>> begin Stored data
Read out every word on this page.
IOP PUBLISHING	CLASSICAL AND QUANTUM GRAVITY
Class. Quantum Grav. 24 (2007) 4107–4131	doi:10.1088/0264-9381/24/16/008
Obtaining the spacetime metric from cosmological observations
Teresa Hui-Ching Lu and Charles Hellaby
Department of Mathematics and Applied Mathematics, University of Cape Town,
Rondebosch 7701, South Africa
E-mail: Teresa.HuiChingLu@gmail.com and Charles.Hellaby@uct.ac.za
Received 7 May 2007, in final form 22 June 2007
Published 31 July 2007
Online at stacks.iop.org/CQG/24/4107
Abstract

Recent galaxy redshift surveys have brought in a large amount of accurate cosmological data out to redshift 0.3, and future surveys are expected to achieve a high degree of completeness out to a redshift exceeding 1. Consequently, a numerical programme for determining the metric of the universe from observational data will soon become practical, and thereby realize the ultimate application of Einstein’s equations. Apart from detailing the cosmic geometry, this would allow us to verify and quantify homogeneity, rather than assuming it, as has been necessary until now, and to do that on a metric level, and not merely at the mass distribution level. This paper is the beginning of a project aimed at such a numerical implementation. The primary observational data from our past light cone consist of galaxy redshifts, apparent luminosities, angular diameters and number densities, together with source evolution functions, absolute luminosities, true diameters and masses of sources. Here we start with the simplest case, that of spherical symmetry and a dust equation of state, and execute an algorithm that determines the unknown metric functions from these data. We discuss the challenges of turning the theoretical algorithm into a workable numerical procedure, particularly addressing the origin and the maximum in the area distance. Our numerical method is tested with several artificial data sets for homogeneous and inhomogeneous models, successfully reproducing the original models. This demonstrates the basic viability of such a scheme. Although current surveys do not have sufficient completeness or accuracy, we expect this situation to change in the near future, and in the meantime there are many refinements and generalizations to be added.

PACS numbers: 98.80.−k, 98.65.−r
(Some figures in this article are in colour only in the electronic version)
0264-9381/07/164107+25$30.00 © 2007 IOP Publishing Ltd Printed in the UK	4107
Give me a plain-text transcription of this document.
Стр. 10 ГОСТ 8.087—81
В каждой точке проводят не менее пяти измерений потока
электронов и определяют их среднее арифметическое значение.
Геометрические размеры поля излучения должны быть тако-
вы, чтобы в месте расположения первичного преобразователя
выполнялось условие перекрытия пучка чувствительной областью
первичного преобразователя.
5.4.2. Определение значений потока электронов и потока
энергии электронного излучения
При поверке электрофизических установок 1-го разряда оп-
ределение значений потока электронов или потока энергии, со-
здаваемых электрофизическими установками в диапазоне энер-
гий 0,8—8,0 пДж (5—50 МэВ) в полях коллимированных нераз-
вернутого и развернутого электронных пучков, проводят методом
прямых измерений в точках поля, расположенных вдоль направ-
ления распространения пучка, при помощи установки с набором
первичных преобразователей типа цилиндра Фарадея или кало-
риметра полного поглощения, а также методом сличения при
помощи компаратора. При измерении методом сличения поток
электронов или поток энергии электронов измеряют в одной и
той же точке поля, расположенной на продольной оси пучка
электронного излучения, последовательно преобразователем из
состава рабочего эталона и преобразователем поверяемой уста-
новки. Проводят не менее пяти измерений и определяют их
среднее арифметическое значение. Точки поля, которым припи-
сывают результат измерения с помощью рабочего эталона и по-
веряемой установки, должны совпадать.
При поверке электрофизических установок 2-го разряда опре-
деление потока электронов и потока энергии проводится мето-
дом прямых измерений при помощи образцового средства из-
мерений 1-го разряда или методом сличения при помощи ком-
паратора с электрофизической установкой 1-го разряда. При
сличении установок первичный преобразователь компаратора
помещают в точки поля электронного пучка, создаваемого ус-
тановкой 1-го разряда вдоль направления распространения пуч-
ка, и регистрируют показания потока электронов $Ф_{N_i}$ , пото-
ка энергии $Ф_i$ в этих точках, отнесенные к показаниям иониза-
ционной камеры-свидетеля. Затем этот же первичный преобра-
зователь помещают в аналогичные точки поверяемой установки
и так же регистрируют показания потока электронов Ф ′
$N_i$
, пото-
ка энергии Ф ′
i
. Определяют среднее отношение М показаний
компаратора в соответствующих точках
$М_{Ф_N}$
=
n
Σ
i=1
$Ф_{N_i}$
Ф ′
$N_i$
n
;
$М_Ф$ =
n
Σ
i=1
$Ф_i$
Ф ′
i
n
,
>> end Stored data
* Set task *
Reproduce all of the data exactly as given.

* Solution *
Read out every word on this page.
IOP PUBLISHING	CLASSICAL AND QUANTUM GRAVITY
Class. Quantum Grav. 24 (2007) 4107–4131	doi:10.1088/0264-9381/24/16/008
Obtaining the spacetime metric from cosmological observations
Teresa Hui-Ching Lu and Charles Hellaby
Department of Mathematics and Applied Mathematics, University of Cape Town,
Rondebosch 7701, South Africa
E-mail: Teresa.HuiChingLu@gmail.com and Charles.Hellaby@uct.ac.za
Received 7 May 2007, in final form 22 June 2007
Published 31 July 2007
Online at stacks.iop.org/CQG/24/4107
Abstract

Recent galaxy redshift surveys have brought in a large amount of accurate cosmological data out to redshift 0.3, and future surveys are expected to achieve a high degree of completeness out to a redshift exceeding 1. Consequently, a numerical programme for determining the metric of the universe from observational data will soon become practical, and thereby realize the ultimate application of Einstein’s equations. Apart from detailing the cosmic geometry, this would allow us to verify and quantify homogeneity, rather than assuming it, as has been necessary until now, and to do that on a metric level, and not merely at the mass distribution level. This paper is the beginning of a project aimed at such a numerical implementation. The primary observational data from our past light cone consist of galaxy redshifts, apparent luminosities, angular diameters and number densities, together with source evolution functions, absolute luminosities, true diameters and masses of sources. Here we start with the simplest case, that of spherical symmetry and a dust equation of state, and execute an algorithm that determines the unknown metric functions from these data. We discuss the challenges of turning the theoretical algorithm into a workable numerical procedure, particularly addressing the origin and the maximum in the area distance. Our numerical method is tested with several artificial data sets for homogeneous and inhomogeneous models, successfully reproducing the original models. This demonstrates the basic viability of such a scheme. Although current surveys do not have sufficient completeness or accuracy, we expect this situation to change in the near future, and in the meantime there are many refinements and generalizations to be added.

PACS numbers: 98.80.−k, 98.65.−r
(Some figures in this article are in colour only in the electronic version)
0264-9381/07/164107+25$30.00 © 2007 IOP Publishing Ltd Printed in the UK	4107
Give me a plain-text transcription of this document.
Стр. 10 ГОСТ 8.087—81
В каждой точке проводят не менее пяти измерений потока
электронов и определяют их среднее арифметическое значение.
Геометрические размеры поля излучения должны быть тако-
вы, чтобы в месте расположения первичного преобразователя
выполнялось условие перекрытия пучка чувствительной областью
первичного преобразователя.
5.4.2. Определение значений потока электронов и потока
энергии электронного излучения
При поверке электрофизических установок 1-го разряда оп-
ределение значений потока электронов или потока энергии, со-
здаваемых электрофизическими установками в диапазоне энер-
гий 0,8—8,0 пДж (5—50 МэВ) в полях коллимированных нераз-
вернутого и развернутого электронных пучков, проводят методом
прямых измерений в точках поля, расположенных вдоль направ-
ления распространения пучка, при помощи установки с набором
первичных преобразователей типа цилиндра Фарадея или кало-
риметра полного поглощения, а также методом сличения при
помощи компаратора. При измерении методом сличения поток
электронов или поток энергии электронов измеряют в одной и
той же точке поля, расположенной на продольной оси пучка
электронного излучения, последовательно преобразователем из
состава рабочего эталона и преобразователем поверяемой уста-
новки. Проводят не менее пяти измерений и определяют их
среднее арифметическое значение. Точки поля, которым припи-
сывают результат измерения с помощью рабочего эталона и по-
веряемой установки, должны совпадать.
При поверке электрофизических установок 2-го разряда опре-
деление потока электронов и потока энергии проводится мето-
дом прямых измерений при помощи образцового средства из-
мерений 1-го разряда или методом сличения при помощи ком-
паратора с электрофизической установкой 1-го разряда. При
сличении установок первичный преобразователь компаратора
помещают в точки поля электронного пучка, создаваемого ус-
тановкой 1-го разряда вдоль направления распространения пуч-
ка, и регистрируют показания потока электронов $Ф_{N_i}$ , пото-
ка энергии $Ф_i$ в этих точках, отнесенные к показаниям иониза-
ционной камеры-свидетеля. Затем этот же первичный преобра-
зователь помещают в аналогичные точки поверяемой установки
и так же регистрируют показания потока электронов Ф ′
$N_i$
, пото-
ка энергии Ф ′
i
. Определяют среднее отношение М показаний
компаратора в соответствующих точках
$М_{Ф_N}$
=
n
Σ
i=1
$Ф_{N_i}$
Ф ′
$N_i$
n
;
$М_Ф$ =
n
Σ
i=1
$Ф_i$
Ф ′
i
n
,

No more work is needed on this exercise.